Among the entries below, find the lines with "text" and copy them.

## Begin Records shown

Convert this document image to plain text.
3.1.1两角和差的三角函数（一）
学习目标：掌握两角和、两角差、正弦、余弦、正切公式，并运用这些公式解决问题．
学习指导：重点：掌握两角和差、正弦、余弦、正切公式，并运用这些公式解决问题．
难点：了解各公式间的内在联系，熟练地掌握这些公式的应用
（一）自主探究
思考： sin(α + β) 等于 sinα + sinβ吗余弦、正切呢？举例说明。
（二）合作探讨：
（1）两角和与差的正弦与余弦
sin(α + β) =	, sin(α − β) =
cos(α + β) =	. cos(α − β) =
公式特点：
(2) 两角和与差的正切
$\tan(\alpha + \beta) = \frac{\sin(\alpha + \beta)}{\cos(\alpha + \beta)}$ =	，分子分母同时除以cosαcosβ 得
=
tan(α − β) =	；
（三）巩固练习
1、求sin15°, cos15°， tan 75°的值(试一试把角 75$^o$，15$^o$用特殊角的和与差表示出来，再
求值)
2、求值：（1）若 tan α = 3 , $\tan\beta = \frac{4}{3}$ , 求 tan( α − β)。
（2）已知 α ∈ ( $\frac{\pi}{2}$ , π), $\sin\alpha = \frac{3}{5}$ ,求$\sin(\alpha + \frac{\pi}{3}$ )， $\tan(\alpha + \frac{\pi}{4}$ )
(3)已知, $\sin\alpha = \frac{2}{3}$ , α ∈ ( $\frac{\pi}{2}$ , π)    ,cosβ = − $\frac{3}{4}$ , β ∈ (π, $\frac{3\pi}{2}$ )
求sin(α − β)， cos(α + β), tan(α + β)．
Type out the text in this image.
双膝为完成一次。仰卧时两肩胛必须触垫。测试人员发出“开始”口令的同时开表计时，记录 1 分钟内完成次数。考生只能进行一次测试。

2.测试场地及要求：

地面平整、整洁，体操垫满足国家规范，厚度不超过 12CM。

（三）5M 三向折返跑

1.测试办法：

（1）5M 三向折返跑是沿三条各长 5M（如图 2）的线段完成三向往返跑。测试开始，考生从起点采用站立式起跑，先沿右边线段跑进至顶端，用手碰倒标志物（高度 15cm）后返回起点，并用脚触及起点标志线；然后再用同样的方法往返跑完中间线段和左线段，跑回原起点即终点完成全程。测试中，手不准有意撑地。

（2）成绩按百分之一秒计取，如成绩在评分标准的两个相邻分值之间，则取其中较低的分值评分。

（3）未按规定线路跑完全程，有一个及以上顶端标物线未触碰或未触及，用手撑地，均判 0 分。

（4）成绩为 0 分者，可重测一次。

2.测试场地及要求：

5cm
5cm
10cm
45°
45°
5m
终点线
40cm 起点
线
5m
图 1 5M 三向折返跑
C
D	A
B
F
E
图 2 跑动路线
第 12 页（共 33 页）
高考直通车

## End Records shown

◆ Response ◆
Convert this document image to plain text.
Type out the text in this image.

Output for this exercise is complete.